**What to produce:** Identify the lines containing the word "PALMISANO". Copy each one.

━━━ Task data ━━━

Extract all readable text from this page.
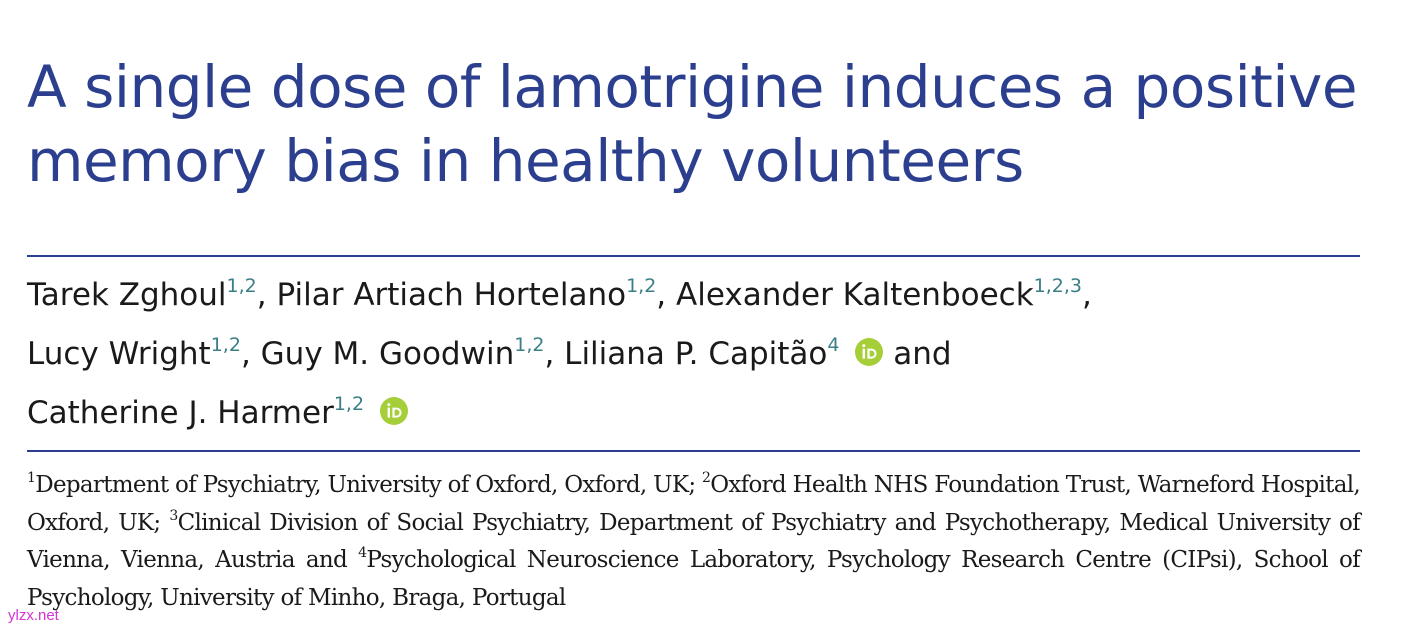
A single dose of lamotrigine induces a positive memory bias in healthy volunteers
Tarek Zghoul$^{1,2}$, Pilar Artiach Hortelano$^{1,2}$, Alexander Kaltenboeck$^{1,2,3}$,
Lucy Wright$^{1,2}$, Guy M. Goodwin$^{1,2}$, Liliana P. Capitão$^4$  and
Catherine J. Harmer$^{1,2}$

$^1$Department of Psychiatry, University of Oxford, Oxford, UK; $^2$Oxford Health NHS Foundation Trust, Warneford Hospital, Oxford, UK; $^3$Clinical Division of Social Psychiatry, Department of Psychiatry and Psychotherapy, Medical University of Vienna, Vienna, Austria and $^4$Psychological Neuroscience Laboratory, Psychology Research Centre (CIPsi), School of Psychology, University of Minho, Braga, Portugal

ylzx.net
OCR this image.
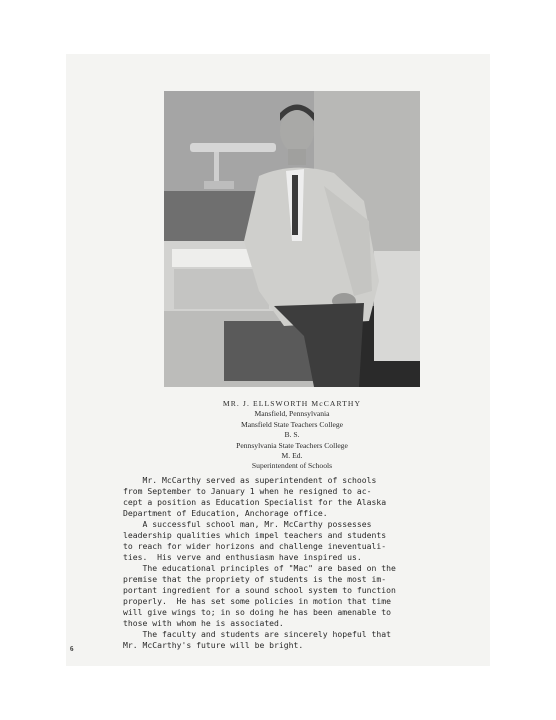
MR. J. ELLSWORTH McCARTHY
Mansfield, Pennsylvania
Mansfield State Teachers College
B. S.
Pennsylvania State Teachers College
M. Ed.
Superintendent of Schools
Mr. McCarthy served as superintendent of schools
from September to January 1 when he resigned to ac-
cept a position as Education Specialist for the Alaska
Department of Education, Anchorage office.
A successful school man, Mr. McCarthy possesses
leadership qualities which impel teachers and students
to reach for wider horizons and challenge ineventuali-
ties.  His verve and enthusiasm have inspired us.
The educational principles of "Mac" are based on the
premise that the propriety of students is the most im-
portant ingredient for a sound school system to function
properly.  He has set some policies in motion that time
will give wings to; in so doing he has been amenable to
those with whom he is associated.
The faculty and students are sincerely hopeful that
Mr. McCarthy's future will be bright.
6
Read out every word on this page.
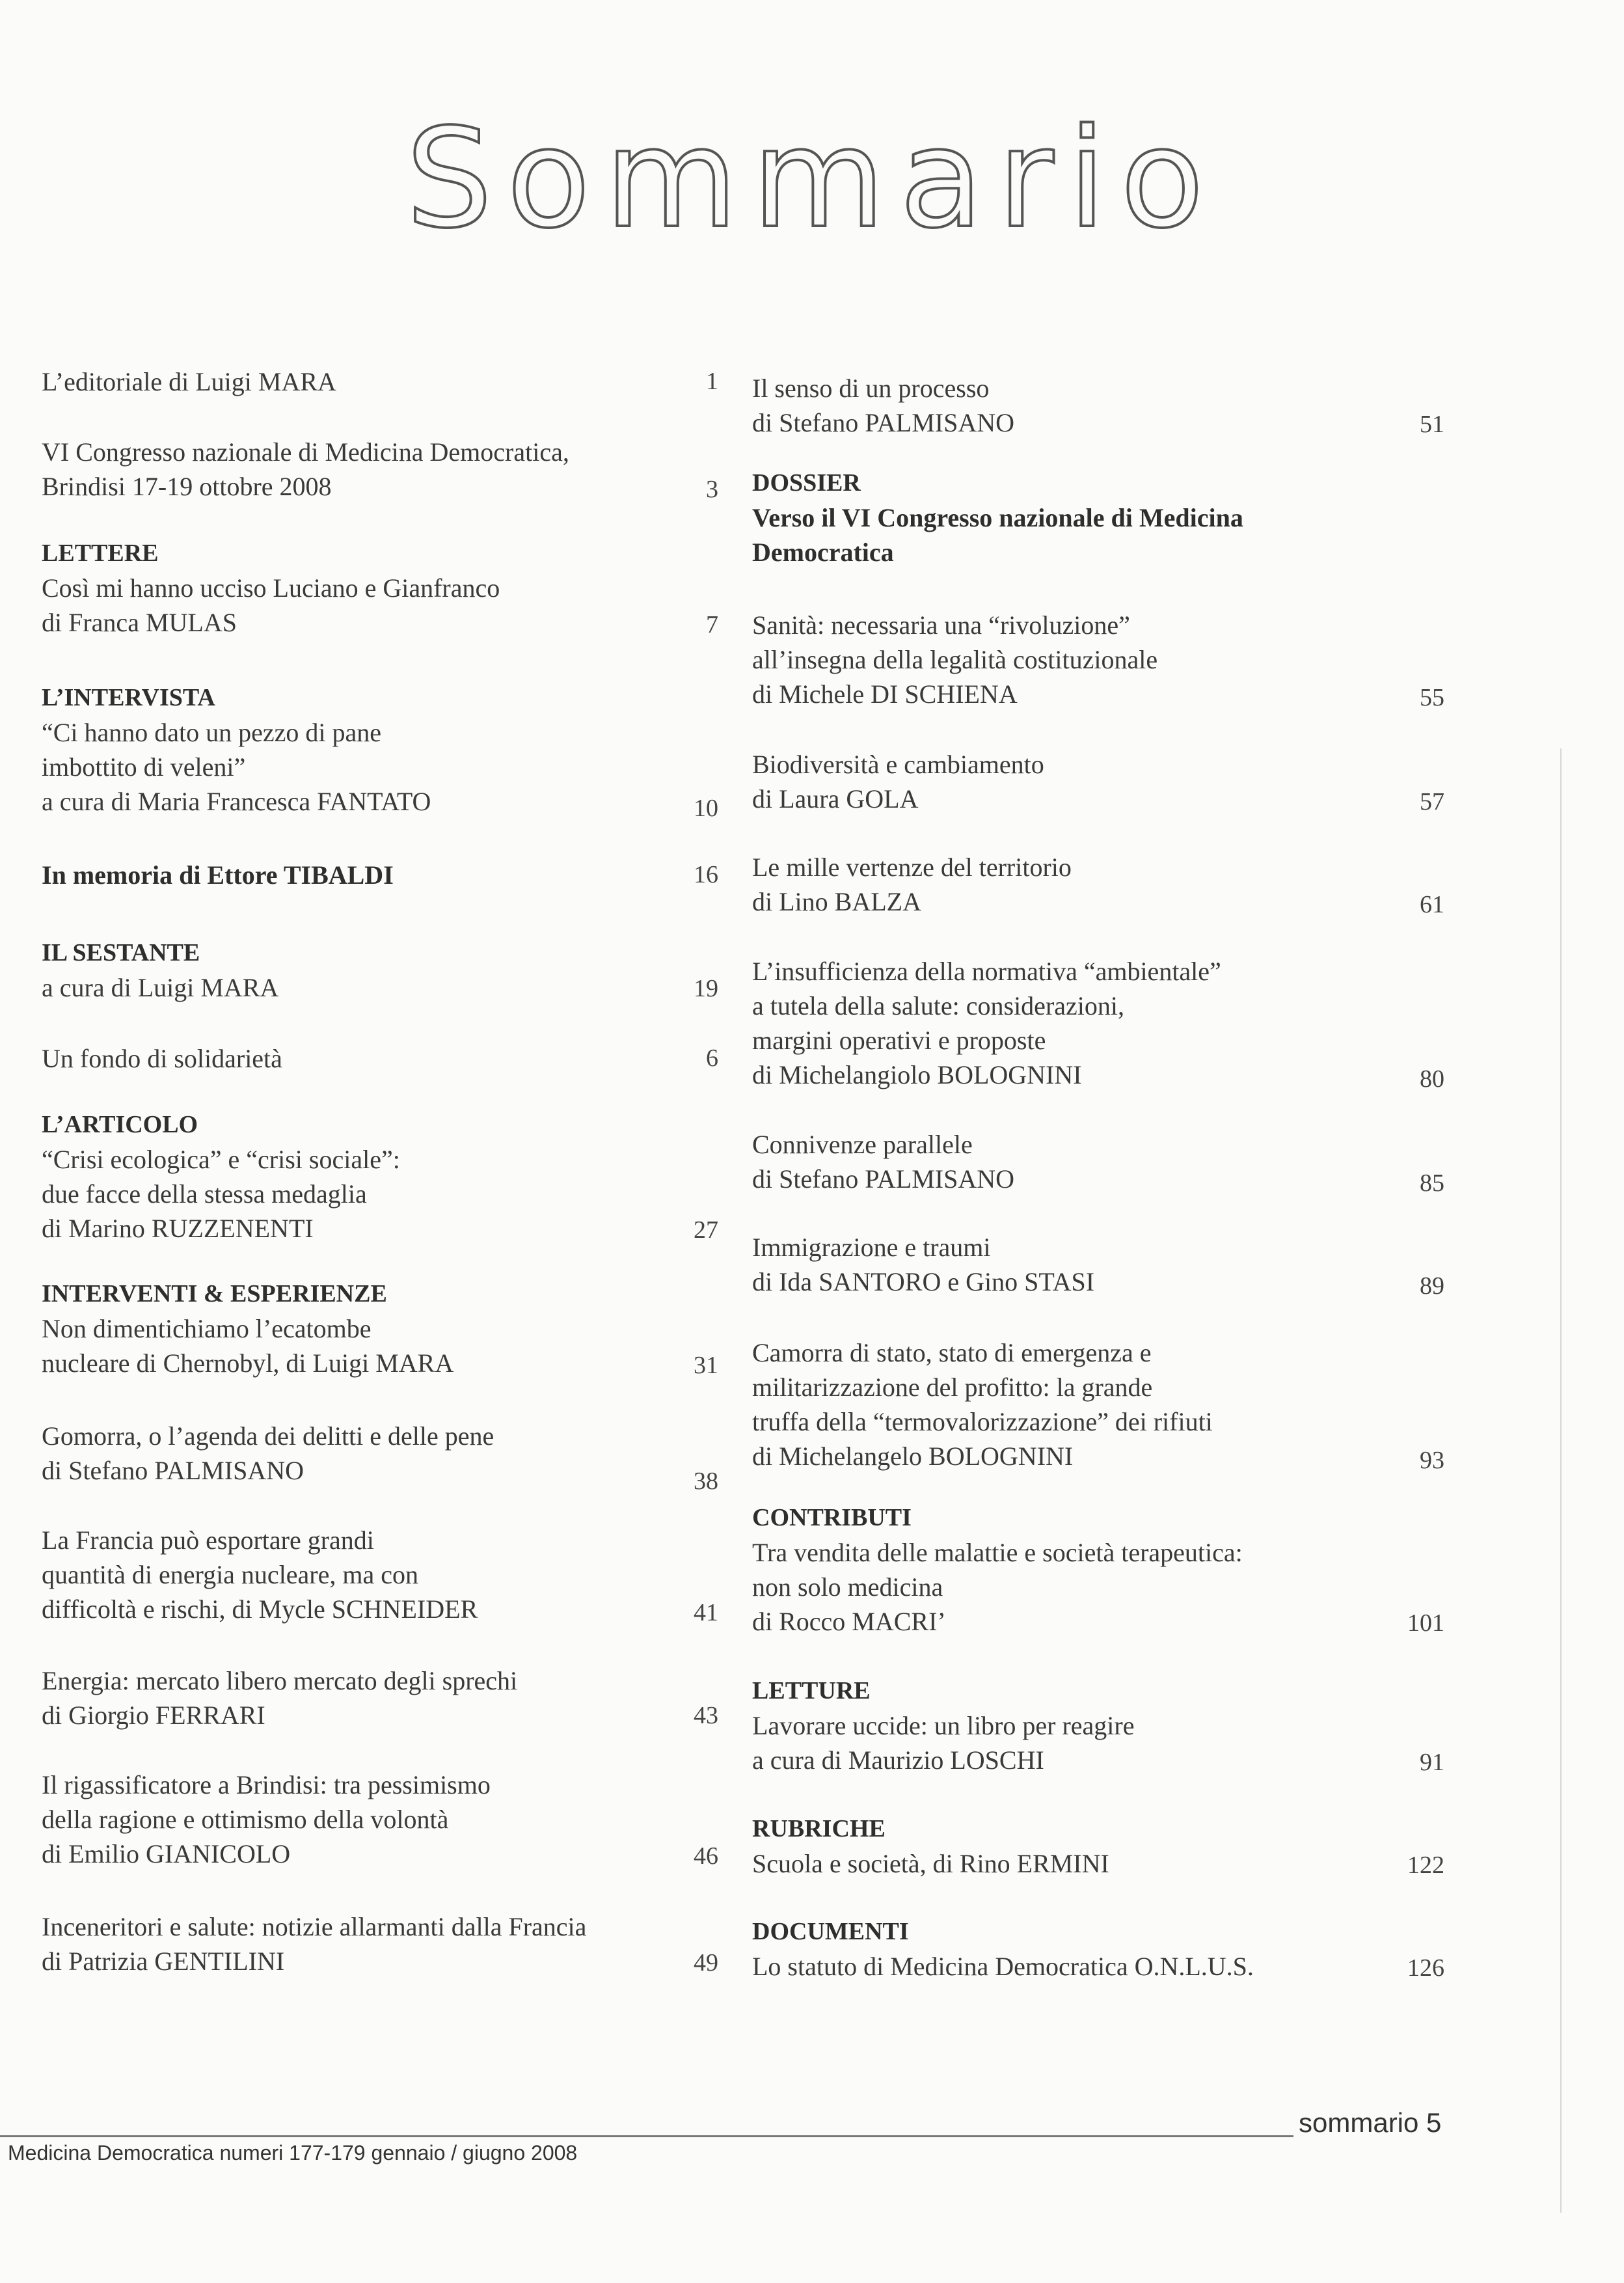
Sommario
L’editoriale di Luigi MARA	1
VI Congresso nazionale di Medicina Democratica,
Brindisi 17-19 ottobre 2008	3
LETTERE
Così mi hanno ucciso Luciano e Gianfranco
di Franca MULAS	7
L’INTERVISTA
“Ci hanno dato un pezzo di pane
imbottito di veleni”
a cura di Maria Francesca FANTATO	10
In memoria di Ettore TIBALDI	16
IL SESTANTE
a cura di Luigi MARA	19
Un fondo di solidarietà	6
L’ARTICOLO
“Crisi ecologica” e “crisi sociale”:
due facce della stessa medaglia
di Marino RUZZENENTI	27
INTERVENTI & ESPERIENZE
Non dimentichiamo l’ecatombe
nucleare di Chernobyl, di Luigi MARA	31
Gomorra, o l’agenda dei delitti e delle pene
di Stefano PALMISANO	38
La Francia può esportare grandi
quantità di energia nucleare, ma con
difficoltà e rischi, di Mycle SCHNEIDER	41
Energia: mercato libero mercato degli sprechi
di Giorgio FERRARI	43
Il rigassificatore a Brindisi: tra pessimismo
della ragione e ottimismo della volontà
di Emilio GIANICOLO	46
Inceneritori e salute: notizie allarmanti dalla Francia
di Patrizia GENTILINI	49
Il senso di un processo
di Stefano PALMISANO	51
DOSSIER
Verso il VI Congresso nazionale di Medicina
Democratica
Sanità: necessaria una “rivoluzione”
all’insegna della legalità costituzionale
di Michele DI SCHIENA	55
Biodiversità e cambiamento
di Laura GOLA	57
Le mille vertenze del territorio
di Lino BALZA	61
L’insufficienza della normativa “ambientale”
a tutela della salute: considerazioni,
margini operativi e proposte
di Michelangiolo BOLOGNINI	80
Connivenze parallele
di Stefano PALMISANO	85
Immigrazione e traumi
di Ida SANTORO e Gino STASI	89
Camorra di stato, stato di emergenza e
militarizzazione del profitto: la grande
truffa della “termovalorizzazione” dei rifiuti
di Michelangelo BOLOGNINI	93
CONTRIBUTI
Tra vendita delle malattie e società terapeutica:
non solo medicina
di Rocco MACRI’	101
LETTURE
Lavorare uccide: un libro per reagire
a cura di Maurizio LOSCHI	91
RUBRICHE
Scuola e società, di Rino ERMINI	122
DOCUMENTI
Lo statuto di Medicina Democratica O.N.L.U.S.	126
sommario 5
Medicina Democratica numeri 177-179 gennaio / giugno 2008
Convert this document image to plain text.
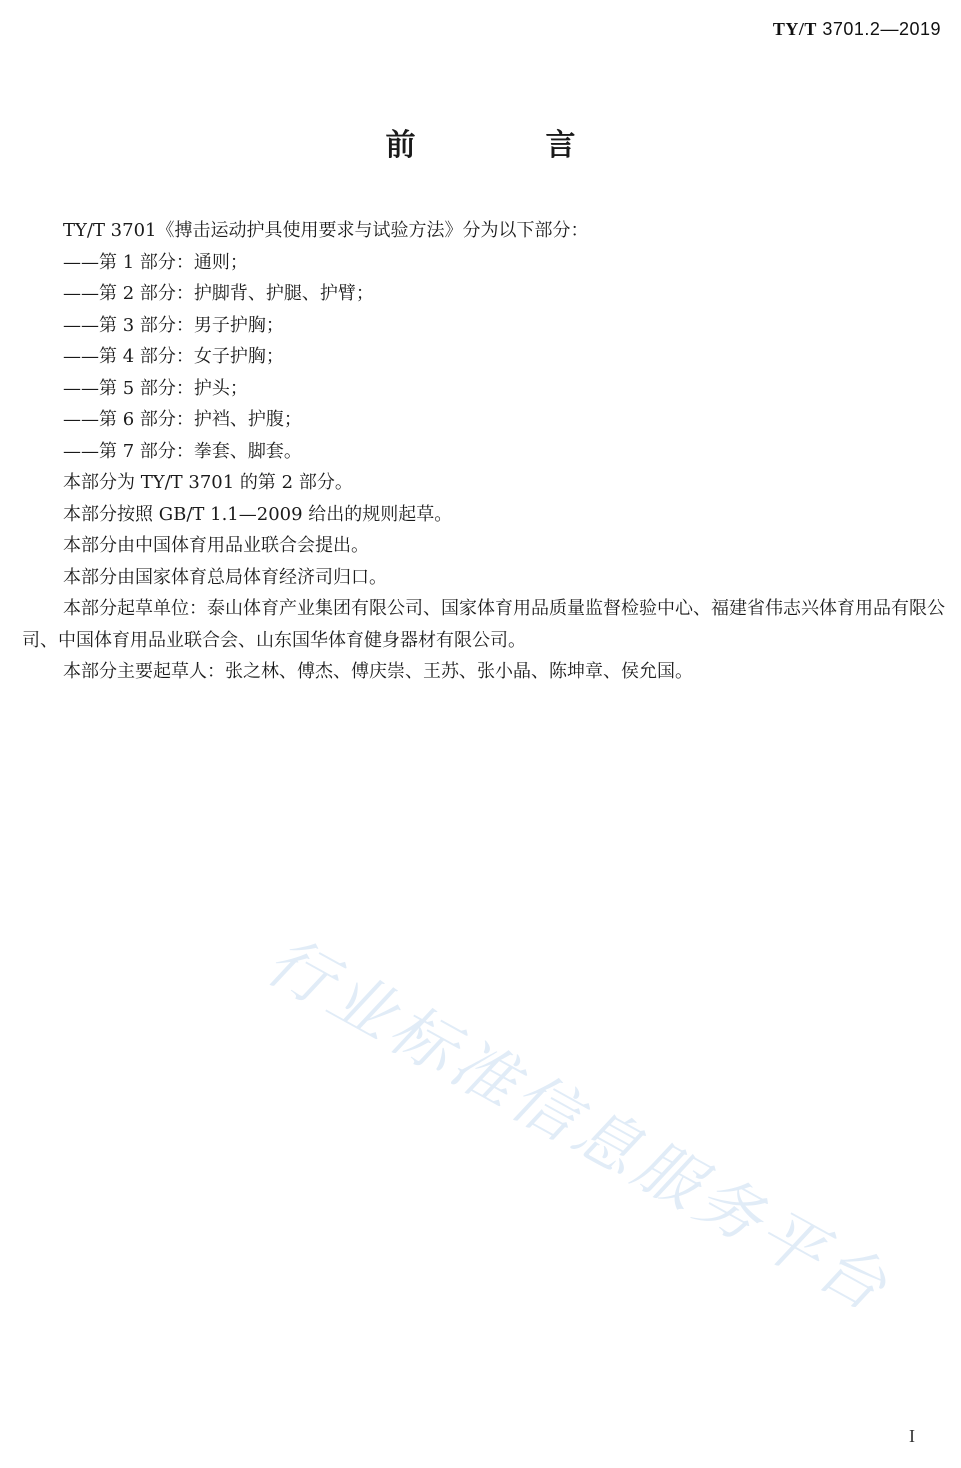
TY/T 3701.2—2019
前　言

TY/T 3701《搏击运动护具使用要求与试验方法》分为以下部分：

——第 1 部分：通则；

——第 2 部分：护脚背、护腿、护臂；

——第 3 部分：男子护胸；

——第 4 部分：女子护胸；

——第 5 部分：护头；

——第 6 部分：护裆、护腹；

——第 7 部分：拳套、脚套。

本部分为 TY/T 3701 的第 2 部分。

本部分按照 GB/T 1.1—2009 给出的规则起草。

本部分由中国体育用品业联合会提出。

本部分由国家体育总局体育经济司归口。

本部分起草单位：泰山体育产业集团有限公司、国家体育用品质量监督检验中心、福建省伟志兴体育用品有限公司、中国体育用品业联合会、山东国华体育健身器材有限公司。

本部分主要起草人：张之林、傅杰、傅庆崇、王苏、张小晶、陈坤章、侯允国。

行业标准信息服务平台
I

━━━

**Correct output:**
di Stefano PALMISANO	38
di Stefano PALMISANO	51
di Stefano PALMISANO	85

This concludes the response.